-- EXERCISE DESCRIPTION --
Write out the full listing again, exactly as it stands.

-- SUPPLIED DATA --
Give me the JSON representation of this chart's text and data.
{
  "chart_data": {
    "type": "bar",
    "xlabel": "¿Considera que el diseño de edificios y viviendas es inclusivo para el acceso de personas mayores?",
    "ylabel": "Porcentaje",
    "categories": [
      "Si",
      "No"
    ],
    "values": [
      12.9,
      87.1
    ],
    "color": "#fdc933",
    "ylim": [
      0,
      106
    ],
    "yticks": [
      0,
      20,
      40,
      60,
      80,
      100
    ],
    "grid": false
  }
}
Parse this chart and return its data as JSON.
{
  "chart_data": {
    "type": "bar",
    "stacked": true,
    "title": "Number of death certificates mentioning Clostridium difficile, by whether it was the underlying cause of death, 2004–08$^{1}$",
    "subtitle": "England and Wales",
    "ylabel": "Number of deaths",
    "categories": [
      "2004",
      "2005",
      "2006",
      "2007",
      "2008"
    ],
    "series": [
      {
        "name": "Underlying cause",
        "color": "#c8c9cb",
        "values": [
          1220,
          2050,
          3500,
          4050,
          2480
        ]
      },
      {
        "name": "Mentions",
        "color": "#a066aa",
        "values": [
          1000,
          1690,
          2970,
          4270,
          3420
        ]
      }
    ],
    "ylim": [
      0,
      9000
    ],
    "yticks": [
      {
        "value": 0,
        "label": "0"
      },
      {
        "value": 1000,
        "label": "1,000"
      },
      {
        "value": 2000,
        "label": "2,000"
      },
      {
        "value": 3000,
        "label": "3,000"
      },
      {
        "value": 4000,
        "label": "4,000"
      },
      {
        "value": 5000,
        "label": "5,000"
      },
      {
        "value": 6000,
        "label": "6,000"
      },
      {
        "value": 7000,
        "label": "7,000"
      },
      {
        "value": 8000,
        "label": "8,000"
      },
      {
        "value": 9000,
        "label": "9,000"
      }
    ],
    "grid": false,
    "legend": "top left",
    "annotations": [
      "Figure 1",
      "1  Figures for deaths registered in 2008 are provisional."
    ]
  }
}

-- RESULT BELOW --
Give me the JSON representation of this chart's text and data.
{
  "chart_data": {
    "type": "bar",
    "xlabel": "¿Considera que el diseño de edificios y viviendas es inclusivo para el acceso de personas mayores?",
    "ylabel": "Porcentaje",
    "categories": [
      "Si",
      "No"
    ],
    "values": [
      12.9,
      87.1
    ],
    "color": "#fdc933",
    "ylim": [
      0,
      106
    ],
    "yticks": [
      0,
      20,
      40,
      60,
      80,
      100
    ],
    "grid": false
  }
}
Parse this chart and return its data as JSON.
{
  "chart_data": {
    "type": "bar",
    "stacked": true,
    "title": "Number of death certificates mentioning Clostridium difficile, by whether it was the underlying cause of death, 2004–08$^{1}$",
    "subtitle": "England and Wales",
    "ylabel": "Number of deaths",
    "categories": [
      "2004",
      "2005",
      "2006",
      "2007",
      "2008"
    ],
    "series": [
      {
        "name": "Underlying cause",
        "color": "#c8c9cb",
        "values": [
          1220,
          2050,
          3500,
          4050,
          2480
        ]
      },
      {
        "name": "Mentions",
        "color": "#a066aa",
        "values": [
          1000,
          1690,
          2970,
          4270,
          3420
        ]
      }
    ],
    "ylim": [
      0,
      9000
    ],
    "yticks": [
      {
        "value": 0,
        "label": "0"
      },
      {
        "value": 1000,
        "label": "1,000"
      },
      {
        "value": 2000,
        "label": "2,000"
      },
      {
        "value": 3000,
        "label": "3,000"
      },
      {
        "value": 4000,
        "label": "4,000"
      },
      {
        "value": 5000,
        "label": "5,000"
      },
      {
        "value": 6000,
        "label": "6,000"
      },
      {
        "value": 7000,
        "label": "7,000"
      },
      {
        "value": 8000,
        "label": "8,000"
      },
      {
        "value": 9000,
        "label": "9,000"
      }
    ],
    "grid": false,
    "legend": "top left",
    "annotations": [
      "Figure 1",
      "1  Figures for deaths registered in 2008 are provisional."
    ]
  }
}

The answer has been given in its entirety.